Dataset records on visual material:
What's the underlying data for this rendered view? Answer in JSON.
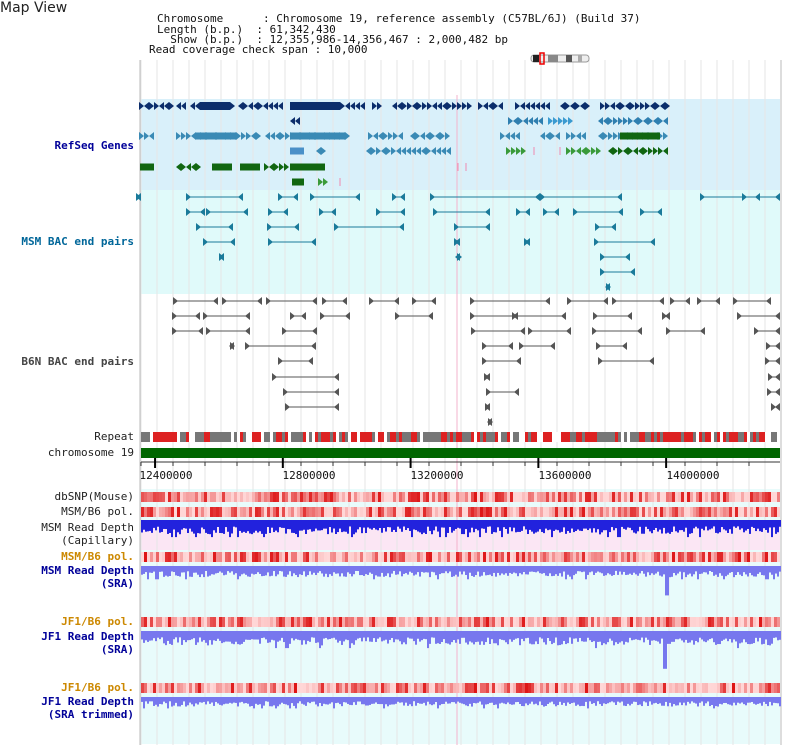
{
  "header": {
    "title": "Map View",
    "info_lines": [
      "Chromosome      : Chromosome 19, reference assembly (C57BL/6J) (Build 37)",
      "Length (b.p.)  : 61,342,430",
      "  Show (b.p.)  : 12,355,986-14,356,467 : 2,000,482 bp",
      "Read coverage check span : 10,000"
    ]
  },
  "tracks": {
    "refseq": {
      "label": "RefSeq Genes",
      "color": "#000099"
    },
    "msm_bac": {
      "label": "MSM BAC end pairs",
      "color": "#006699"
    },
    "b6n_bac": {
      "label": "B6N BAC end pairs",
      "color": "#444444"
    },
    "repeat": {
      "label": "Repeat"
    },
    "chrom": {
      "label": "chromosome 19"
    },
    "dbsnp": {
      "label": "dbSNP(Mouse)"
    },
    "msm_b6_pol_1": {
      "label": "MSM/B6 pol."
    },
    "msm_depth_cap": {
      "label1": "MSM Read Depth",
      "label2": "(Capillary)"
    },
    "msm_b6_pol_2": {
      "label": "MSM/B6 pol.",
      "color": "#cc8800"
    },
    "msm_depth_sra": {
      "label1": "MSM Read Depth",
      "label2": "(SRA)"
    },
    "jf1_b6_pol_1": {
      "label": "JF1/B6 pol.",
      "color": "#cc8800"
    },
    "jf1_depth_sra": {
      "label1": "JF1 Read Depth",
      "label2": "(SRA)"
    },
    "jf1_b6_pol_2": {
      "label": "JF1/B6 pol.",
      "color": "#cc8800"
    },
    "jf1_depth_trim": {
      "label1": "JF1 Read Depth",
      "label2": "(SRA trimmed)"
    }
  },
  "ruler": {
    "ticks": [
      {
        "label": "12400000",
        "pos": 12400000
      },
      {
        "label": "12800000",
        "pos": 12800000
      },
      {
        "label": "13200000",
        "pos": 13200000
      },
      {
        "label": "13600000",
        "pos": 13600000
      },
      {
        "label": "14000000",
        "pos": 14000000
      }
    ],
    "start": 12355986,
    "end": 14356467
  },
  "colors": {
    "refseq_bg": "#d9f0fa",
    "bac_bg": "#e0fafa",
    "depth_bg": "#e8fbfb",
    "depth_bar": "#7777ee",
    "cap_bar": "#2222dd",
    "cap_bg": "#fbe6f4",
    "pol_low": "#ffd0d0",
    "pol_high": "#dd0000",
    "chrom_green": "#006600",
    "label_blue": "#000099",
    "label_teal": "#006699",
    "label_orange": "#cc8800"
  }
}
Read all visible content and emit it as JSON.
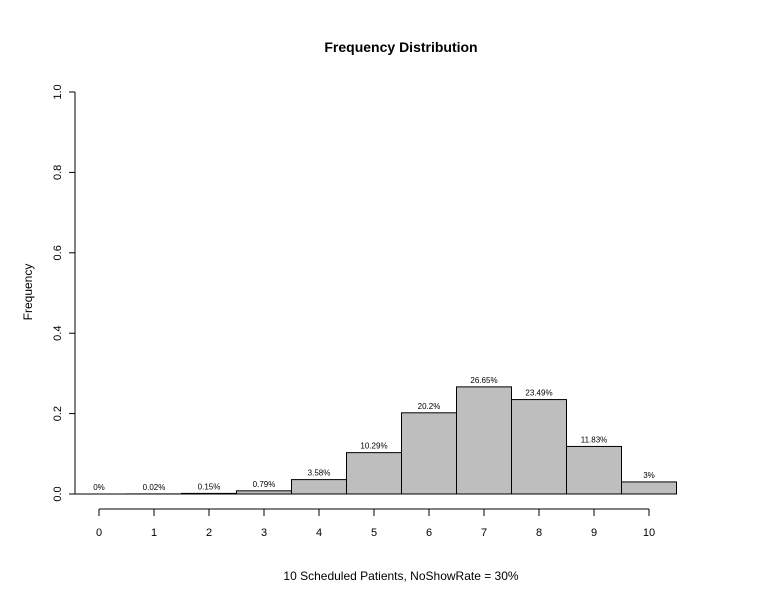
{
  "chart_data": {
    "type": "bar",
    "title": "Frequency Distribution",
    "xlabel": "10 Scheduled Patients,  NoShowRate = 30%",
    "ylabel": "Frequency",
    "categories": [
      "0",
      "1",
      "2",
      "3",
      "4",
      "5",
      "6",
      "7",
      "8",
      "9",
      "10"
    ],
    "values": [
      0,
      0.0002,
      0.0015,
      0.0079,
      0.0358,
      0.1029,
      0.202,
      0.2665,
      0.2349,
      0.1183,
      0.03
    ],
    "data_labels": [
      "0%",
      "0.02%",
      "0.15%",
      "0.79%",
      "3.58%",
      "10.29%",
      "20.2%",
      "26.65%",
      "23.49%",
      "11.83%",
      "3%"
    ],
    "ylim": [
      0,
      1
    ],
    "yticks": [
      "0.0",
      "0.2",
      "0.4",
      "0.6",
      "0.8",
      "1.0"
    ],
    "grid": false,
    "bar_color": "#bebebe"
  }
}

EXERCISE PROMPT:
Return the full set of lines above word for word and with no pictures.

EXERCISE RESULT:
What's the underlying data for this rendered view? Answer in JSON.
{
  "header": {
    "title": "Map View",
    "info_lines": [
      "Chromosome      : Chromosome 19, reference assembly (C57BL/6J) (Build 37)",
      "Length (b.p.)  : 61,342,430",
      "  Show (b.p.)  : 12,355,986-14,356,467 : 2,000,482 bp",
      "Read coverage check span : 10,000"
    ]
  },
  "tracks": {
    "refseq": {
      "label": "RefSeq Genes",
      "color": "#000099"
    },
    "msm_bac": {
      "label": "MSM BAC end pairs",
      "color": "#006699"
    },
    "b6n_bac": {
      "label": "B6N BAC end pairs",
      "color": "#444444"
    },
    "repeat": {
      "label": "Repeat"
    },
    "chrom": {
      "label": "chromosome 19"
    },
    "dbsnp": {
      "label": "dbSNP(Mouse)"
    },
    "msm_b6_pol_1": {
      "label": "MSM/B6 pol."
    },
    "msm_depth_cap": {
      "label1": "MSM Read Depth",
      "label2": "(Capillary)"
    },
    "msm_b6_pol_2": {
      "label": "MSM/B6 pol.",
      "color": "#cc8800"
    },
    "msm_depth_sra": {
      "label1": "MSM Read Depth",
      "label2": "(SRA)"
    },
    "jf1_b6_pol_1": {
      "label": "JF1/B6 pol.",
      "color": "#cc8800"
    },
    "jf1_depth_sra": {
      "label1": "JF1 Read Depth",
      "label2": "(SRA)"
    },
    "jf1_b6_pol_2": {
      "label": "JF1/B6 pol.",
      "color": "#cc8800"
    },
    "jf1_depth_trim": {
      "label1": "JF1 Read Depth",
      "label2": "(SRA trimmed)"
    }
  },
  "ruler": {
    "ticks": [
      {
        "label": "12400000",
        "pos": 12400000
      },
      {
        "label": "12800000",
        "pos": 12800000
      },
      {
        "label": "13200000",
        "pos": 13200000
      },
      {
        "label": "13600000",
        "pos": 13600000
      },
      {
        "label": "14000000",
        "pos": 14000000
      }
    ],
    "start": 12355986,
    "end": 14356467
  },
  "colors": {
    "refseq_bg": "#d9f0fa",
    "bac_bg": "#e0fafa",
    "depth_bg": "#e8fbfb",
    "depth_bar": "#7777ee",
    "cap_bar": "#2222dd",
    "cap_bg": "#fbe6f4",
    "pol_low": "#ffd0d0",
    "pol_high": "#dd0000",
    "chrom_green": "#006600",
    "label_blue": "#000099",
    "label_teal": "#006699",
    "label_orange": "#cc8800"
  }
}
Read all visible content and emit it as JSON.
{
  "chart_data": {
    "type": "bar",
    "title": "Frequency Distribution",
    "xlabel": "10 Scheduled Patients,  NoShowRate = 30%",
    "ylabel": "Frequency",
    "categories": [
      "0",
      "1",
      "2",
      "3",
      "4",
      "5",
      "6",
      "7",
      "8",
      "9",
      "10"
    ],
    "values": [
      0,
      0.0002,
      0.0015,
      0.0079,
      0.0358,
      0.1029,
      0.202,
      0.2665,
      0.2349,
      0.1183,
      0.03
    ],
    "data_labels": [
      "0%",
      "0.02%",
      "0.15%",
      "0.79%",
      "3.58%",
      "10.29%",
      "20.2%",
      "26.65%",
      "23.49%",
      "11.83%",
      "3%"
    ],
    "ylim": [
      0,
      1
    ],
    "yticks": [
      "0.0",
      "0.2",
      "0.4",
      "0.6",
      "0.8",
      "1.0"
    ],
    "grid": false,
    "bar_color": "#bebebe"
  }
}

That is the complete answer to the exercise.